Recorded data
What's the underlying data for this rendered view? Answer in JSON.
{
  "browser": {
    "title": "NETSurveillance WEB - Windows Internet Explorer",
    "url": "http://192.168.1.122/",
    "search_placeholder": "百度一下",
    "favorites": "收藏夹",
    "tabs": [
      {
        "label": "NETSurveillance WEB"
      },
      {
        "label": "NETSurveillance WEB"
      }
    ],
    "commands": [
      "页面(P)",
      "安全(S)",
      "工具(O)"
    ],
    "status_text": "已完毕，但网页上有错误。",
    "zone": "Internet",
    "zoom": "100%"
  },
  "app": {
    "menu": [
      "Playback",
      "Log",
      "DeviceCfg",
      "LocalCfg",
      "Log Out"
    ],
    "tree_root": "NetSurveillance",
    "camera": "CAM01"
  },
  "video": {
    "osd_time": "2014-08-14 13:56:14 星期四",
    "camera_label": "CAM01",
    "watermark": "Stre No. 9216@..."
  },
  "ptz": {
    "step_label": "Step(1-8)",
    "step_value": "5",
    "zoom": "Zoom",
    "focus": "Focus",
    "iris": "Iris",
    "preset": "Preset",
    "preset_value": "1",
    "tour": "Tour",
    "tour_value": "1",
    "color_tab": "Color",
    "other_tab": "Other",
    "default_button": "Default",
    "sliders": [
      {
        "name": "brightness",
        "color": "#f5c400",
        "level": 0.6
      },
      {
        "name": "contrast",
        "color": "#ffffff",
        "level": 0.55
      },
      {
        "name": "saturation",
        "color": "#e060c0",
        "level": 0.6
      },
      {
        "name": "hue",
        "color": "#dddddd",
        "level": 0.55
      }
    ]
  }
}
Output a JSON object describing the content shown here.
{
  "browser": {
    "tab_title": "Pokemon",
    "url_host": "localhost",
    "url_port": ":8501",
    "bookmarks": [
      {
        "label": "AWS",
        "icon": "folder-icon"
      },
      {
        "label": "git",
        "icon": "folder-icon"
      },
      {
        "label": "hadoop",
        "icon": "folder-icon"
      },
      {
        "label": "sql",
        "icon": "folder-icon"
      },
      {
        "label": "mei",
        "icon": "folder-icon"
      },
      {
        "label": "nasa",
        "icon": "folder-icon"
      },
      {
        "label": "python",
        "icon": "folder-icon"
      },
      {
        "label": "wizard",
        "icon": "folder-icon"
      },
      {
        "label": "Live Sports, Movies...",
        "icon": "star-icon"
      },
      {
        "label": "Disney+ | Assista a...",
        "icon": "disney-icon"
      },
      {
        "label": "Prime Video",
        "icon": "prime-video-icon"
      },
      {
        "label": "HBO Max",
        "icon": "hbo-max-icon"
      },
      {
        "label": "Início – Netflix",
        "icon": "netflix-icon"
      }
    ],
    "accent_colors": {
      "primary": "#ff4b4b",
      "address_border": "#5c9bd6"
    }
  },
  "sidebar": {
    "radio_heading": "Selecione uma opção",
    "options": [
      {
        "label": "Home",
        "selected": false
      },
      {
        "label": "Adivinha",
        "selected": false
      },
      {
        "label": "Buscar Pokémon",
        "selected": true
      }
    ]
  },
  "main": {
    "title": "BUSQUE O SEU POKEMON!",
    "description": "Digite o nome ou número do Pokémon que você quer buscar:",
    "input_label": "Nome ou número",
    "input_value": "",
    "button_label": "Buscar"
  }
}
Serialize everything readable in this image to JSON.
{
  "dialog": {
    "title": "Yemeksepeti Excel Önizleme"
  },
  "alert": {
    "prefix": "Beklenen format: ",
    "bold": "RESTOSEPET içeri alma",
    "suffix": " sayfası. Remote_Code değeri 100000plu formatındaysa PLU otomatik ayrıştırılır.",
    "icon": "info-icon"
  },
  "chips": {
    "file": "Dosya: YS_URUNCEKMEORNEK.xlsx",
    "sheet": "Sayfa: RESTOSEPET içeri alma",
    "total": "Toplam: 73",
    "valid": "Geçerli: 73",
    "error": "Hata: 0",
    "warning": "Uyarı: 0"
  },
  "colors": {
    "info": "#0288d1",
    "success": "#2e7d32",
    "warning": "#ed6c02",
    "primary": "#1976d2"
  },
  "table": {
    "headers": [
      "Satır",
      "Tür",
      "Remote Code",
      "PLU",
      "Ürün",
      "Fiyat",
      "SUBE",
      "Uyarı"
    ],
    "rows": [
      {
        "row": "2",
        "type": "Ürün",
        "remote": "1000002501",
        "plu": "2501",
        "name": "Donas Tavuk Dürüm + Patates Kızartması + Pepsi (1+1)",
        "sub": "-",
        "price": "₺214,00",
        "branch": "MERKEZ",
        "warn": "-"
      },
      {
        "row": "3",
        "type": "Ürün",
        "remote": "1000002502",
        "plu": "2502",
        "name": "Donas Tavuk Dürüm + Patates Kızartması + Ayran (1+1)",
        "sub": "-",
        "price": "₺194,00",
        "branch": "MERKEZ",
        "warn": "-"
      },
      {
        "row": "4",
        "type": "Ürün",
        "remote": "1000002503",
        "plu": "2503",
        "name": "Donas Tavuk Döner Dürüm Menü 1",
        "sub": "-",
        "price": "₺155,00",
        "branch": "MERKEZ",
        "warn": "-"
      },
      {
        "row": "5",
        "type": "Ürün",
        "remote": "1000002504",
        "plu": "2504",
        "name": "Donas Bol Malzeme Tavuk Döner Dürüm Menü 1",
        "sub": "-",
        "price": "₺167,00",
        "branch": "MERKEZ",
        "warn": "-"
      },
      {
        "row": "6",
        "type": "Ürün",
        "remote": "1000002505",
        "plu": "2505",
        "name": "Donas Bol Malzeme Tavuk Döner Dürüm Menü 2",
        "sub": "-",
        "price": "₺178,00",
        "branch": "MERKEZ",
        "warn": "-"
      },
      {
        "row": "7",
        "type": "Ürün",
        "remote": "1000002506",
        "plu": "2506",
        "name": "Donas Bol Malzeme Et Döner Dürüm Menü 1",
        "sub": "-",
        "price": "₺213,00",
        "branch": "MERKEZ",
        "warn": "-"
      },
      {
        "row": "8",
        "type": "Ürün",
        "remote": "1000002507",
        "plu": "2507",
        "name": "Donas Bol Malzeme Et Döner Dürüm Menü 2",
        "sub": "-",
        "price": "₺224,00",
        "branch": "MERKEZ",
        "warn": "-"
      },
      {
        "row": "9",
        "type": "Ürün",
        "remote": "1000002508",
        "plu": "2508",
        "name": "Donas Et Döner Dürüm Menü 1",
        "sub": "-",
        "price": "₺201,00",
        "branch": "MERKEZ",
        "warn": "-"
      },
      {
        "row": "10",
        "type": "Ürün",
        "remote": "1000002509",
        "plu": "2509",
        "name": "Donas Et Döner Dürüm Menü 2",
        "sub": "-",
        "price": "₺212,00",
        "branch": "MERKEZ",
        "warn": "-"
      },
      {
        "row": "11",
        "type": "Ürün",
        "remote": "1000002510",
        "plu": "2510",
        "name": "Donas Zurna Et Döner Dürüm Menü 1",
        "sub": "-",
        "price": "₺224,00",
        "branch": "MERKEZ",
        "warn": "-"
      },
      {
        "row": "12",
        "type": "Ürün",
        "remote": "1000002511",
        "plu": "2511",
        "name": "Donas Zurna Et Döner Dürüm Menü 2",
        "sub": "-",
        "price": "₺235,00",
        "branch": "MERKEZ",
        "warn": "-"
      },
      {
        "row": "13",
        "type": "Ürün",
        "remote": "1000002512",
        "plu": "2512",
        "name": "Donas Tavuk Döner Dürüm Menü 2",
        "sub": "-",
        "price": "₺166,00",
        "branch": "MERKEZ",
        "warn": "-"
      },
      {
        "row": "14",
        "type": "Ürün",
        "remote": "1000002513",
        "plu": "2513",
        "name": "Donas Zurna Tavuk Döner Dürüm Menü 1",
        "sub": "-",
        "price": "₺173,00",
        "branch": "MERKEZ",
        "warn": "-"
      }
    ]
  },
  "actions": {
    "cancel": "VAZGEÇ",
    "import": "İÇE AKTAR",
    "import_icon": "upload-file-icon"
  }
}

To do
Every line above that contains the word "JSON" should be reported.

Complete answer
What's the underlying data for this rendered view? Answer in JSON.
Output a JSON object describing the content shown here.
Serialize everything readable in this image to JSON.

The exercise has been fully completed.